Brief: Every entry here needs to be repeated exactly.

Data listing:
• • • • •

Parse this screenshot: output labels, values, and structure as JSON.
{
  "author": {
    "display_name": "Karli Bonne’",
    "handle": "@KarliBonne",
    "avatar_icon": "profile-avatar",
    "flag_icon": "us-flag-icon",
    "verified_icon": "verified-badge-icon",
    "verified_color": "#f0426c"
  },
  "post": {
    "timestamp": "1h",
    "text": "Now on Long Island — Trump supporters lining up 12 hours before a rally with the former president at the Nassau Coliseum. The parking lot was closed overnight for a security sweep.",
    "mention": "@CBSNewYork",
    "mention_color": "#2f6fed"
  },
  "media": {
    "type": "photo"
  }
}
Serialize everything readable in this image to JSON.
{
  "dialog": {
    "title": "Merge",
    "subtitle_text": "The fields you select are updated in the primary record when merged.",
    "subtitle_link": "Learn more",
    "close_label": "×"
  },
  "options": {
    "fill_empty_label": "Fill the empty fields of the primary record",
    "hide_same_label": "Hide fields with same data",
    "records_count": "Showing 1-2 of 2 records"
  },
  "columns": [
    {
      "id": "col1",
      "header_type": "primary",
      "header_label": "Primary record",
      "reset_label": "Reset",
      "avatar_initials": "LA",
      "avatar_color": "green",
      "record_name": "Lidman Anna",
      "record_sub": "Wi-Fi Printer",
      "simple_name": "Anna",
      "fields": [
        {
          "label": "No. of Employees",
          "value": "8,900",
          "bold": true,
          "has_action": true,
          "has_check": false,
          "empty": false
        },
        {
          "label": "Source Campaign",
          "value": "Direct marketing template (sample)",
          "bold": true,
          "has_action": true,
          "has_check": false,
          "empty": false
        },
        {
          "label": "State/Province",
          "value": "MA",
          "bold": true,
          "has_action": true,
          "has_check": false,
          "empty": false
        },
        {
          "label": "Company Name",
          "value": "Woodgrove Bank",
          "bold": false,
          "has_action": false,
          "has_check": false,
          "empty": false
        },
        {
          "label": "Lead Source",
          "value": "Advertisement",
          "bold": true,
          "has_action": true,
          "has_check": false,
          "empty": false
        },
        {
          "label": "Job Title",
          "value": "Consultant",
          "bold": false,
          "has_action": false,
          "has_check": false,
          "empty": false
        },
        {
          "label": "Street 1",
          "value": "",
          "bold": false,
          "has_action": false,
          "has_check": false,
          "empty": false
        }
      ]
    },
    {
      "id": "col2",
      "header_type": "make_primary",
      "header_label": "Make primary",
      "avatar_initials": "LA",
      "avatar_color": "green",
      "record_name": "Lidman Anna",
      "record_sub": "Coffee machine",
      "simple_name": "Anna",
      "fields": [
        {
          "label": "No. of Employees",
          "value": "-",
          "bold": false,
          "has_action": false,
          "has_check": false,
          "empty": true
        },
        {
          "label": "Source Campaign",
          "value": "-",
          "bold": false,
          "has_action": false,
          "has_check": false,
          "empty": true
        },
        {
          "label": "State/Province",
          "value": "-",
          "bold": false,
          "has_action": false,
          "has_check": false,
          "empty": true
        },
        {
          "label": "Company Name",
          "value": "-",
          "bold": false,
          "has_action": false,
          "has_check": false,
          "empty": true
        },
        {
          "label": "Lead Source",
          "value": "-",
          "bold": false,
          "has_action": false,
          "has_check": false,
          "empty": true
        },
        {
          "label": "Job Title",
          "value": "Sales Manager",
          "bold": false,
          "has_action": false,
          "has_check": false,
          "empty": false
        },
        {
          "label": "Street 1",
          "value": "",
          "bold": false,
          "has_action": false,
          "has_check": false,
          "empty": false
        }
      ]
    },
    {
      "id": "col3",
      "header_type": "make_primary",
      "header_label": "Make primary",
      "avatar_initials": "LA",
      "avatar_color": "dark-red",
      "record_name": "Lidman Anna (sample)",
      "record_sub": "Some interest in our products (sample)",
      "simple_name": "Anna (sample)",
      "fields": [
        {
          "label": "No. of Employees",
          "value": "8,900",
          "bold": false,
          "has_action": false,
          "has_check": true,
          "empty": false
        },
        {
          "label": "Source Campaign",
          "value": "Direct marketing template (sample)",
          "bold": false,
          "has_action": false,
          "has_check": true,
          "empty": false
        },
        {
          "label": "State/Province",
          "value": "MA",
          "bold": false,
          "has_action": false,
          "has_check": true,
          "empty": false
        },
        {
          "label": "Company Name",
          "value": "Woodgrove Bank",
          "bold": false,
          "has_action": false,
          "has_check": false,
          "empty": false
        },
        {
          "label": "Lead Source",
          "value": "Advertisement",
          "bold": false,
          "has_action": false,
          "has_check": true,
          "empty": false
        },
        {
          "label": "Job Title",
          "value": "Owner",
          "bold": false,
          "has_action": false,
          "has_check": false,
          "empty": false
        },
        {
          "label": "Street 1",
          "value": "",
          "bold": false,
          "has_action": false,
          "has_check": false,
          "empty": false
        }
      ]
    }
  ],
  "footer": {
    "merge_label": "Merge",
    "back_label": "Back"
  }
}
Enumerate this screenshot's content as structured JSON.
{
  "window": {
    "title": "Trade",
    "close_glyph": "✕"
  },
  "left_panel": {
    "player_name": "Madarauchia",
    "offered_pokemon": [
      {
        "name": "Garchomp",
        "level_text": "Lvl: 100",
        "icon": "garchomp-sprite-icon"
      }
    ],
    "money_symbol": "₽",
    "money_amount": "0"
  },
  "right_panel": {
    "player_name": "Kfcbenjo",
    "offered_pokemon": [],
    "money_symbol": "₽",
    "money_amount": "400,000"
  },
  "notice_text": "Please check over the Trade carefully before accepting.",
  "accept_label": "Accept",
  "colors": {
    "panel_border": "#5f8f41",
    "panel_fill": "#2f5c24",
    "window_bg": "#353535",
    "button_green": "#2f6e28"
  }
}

• • • • •

Exercise output:
Parse this screenshot: output labels, values, and structure as JSON.
{
  "author": {
    "display_name": "Karli Bonne’",
    "handle": "@KarliBonne",
    "avatar_icon": "profile-avatar",
    "flag_icon": "us-flag-icon",
    "verified_icon": "verified-badge-icon",
    "verified_color": "#f0426c"
  },
  "post": {
    "timestamp": "1h",
    "text": "Now on Long Island — Trump supporters lining up 12 hours before a rally with the former president at the Nassau Coliseum. The parking lot was closed overnight for a security sweep.",
    "mention": "@CBSNewYork",
    "mention_color": "#2f6fed"
  },
  "media": {
    "type": "photo"
  }
}
Serialize everything readable in this image to JSON.
{
  "dialog": {
    "title": "Merge",
    "subtitle_text": "The fields you select are updated in the primary record when merged.",
    "subtitle_link": "Learn more",
    "close_label": "×"
  },
  "options": {
    "fill_empty_label": "Fill the empty fields of the primary record",
    "hide_same_label": "Hide fields with same data",
    "records_count": "Showing 1-2 of 2 records"
  },
  "columns": [
    {
      "id": "col1",
      "header_type": "primary",
      "header_label": "Primary record",
      "reset_label": "Reset",
      "avatar_initials": "LA",
      "avatar_color": "green",
      "record_name": "Lidman Anna",
      "record_sub": "Wi-Fi Printer",
      "simple_name": "Anna",
      "fields": [
        {
          "label": "No. of Employees",
          "value": "8,900",
          "bold": true,
          "has_action": true,
          "has_check": false,
          "empty": false
        },
        {
          "label": "Source Campaign",
          "value": "Direct marketing template (sample)",
          "bold": true,
          "has_action": true,
          "has_check": false,
          "empty": false
        },
        {
          "label": "State/Province",
          "value": "MA",
          "bold": true,
          "has_action": true,
          "has_check": false,
          "empty": false
        },
        {
          "label": "Company Name",
          "value": "Woodgrove Bank",
          "bold": false,
          "has_action": false,
          "has_check": false,
          "empty": false
        },
        {
          "label": "Lead Source",
          "value": "Advertisement",
          "bold": true,
          "has_action": true,
          "has_check": false,
          "empty": false
        },
        {
          "label": "Job Title",
          "value": "Consultant",
          "bold": false,
          "has_action": false,
          "has_check": false,
          "empty": false
        },
        {
          "label": "Street 1",
          "value": "",
          "bold": false,
          "has_action": false,
          "has_check": false,
          "empty": false
        }
      ]
    },
    {
      "id": "col2",
      "header_type": "make_primary",
      "header_label": "Make primary",
      "avatar_initials": "LA",
      "avatar_color": "green",
      "record_name": "Lidman Anna",
      "record_sub": "Coffee machine",
      "simple_name": "Anna",
      "fields": [
        {
          "label": "No. of Employees",
          "value": "-",
          "bold": false,
          "has_action": false,
          "has_check": false,
          "empty": true
        },
        {
          "label": "Source Campaign",
          "value": "-",
          "bold": false,
          "has_action": false,
          "has_check": false,
          "empty": true
        },
        {
          "label": "State/Province",
          "value": "-",
          "bold": false,
          "has_action": false,
          "has_check": false,
          "empty": true
        },
        {
          "label": "Company Name",
          "value": "-",
          "bold": false,
          "has_action": false,
          "has_check": false,
          "empty": true
        },
        {
          "label": "Lead Source",
          "value": "-",
          "bold": false,
          "has_action": false,
          "has_check": false,
          "empty": true
        },
        {
          "label": "Job Title",
          "value": "Sales Manager",
          "bold": false,
          "has_action": false,
          "has_check": false,
          "empty": false
        },
        {
          "label": "Street 1",
          "value": "",
          "bold": false,
          "has_action": false,
          "has_check": false,
          "empty": false
        }
      ]
    },
    {
      "id": "col3",
      "header_type": "make_primary",
      "header_label": "Make primary",
      "avatar_initials": "LA",
      "avatar_color": "dark-red",
      "record_name": "Lidman Anna (sample)",
      "record_sub": "Some interest in our products (sample)",
      "simple_name": "Anna (sample)",
      "fields": [
        {
          "label": "No. of Employees",
          "value": "8,900",
          "bold": false,
          "has_action": false,
          "has_check": true,
          "empty": false
        },
        {
          "label": "Source Campaign",
          "value": "Direct marketing template (sample)",
          "bold": false,
          "has_action": false,
          "has_check": true,
          "empty": false
        },
        {
          "label": "State/Province",
          "value": "MA",
          "bold": false,
          "has_action": false,
          "has_check": true,
          "empty": false
        },
        {
          "label": "Company Name",
          "value": "Woodgrove Bank",
          "bold": false,
          "has_action": false,
          "has_check": false,
          "empty": false
        },
        {
          "label": "Lead Source",
          "value": "Advertisement",
          "bold": false,
          "has_action": false,
          "has_check": true,
          "empty": false
        },
        {
          "label": "Job Title",
          "value": "Owner",
          "bold": false,
          "has_action": false,
          "has_check": false,
          "empty": false
        },
        {
          "label": "Street 1",
          "value": "",
          "bold": false,
          "has_action": false,
          "has_check": false,
          "empty": false
        }
      ]
    }
  ],
  "footer": {
    "merge_label": "Merge",
    "back_label": "Back"
  }
}
Enumerate this screenshot's content as structured JSON.
{
  "window": {
    "title": "Trade",
    "close_glyph": "✕"
  },
  "left_panel": {
    "player_name": "Madarauchia",
    "offered_pokemon": [
      {
        "name": "Garchomp",
        "level_text": "Lvl: 100",
        "icon": "garchomp-sprite-icon"
      }
    ],
    "money_symbol": "₽",
    "money_amount": "0"
  },
  "right_panel": {
    "player_name": "Kfcbenjo",
    "offered_pokemon": [],
    "money_symbol": "₽",
    "money_amount": "400,000"
  },
  "notice_text": "Please check over the Trade carefully before accepting.",
  "accept_label": "Accept",
  "colors": {
    "panel_border": "#5f8f41",
    "panel_fill": "#2f5c24",
    "window_bg": "#353535",
    "button_green": "#2f6e28"
  }
}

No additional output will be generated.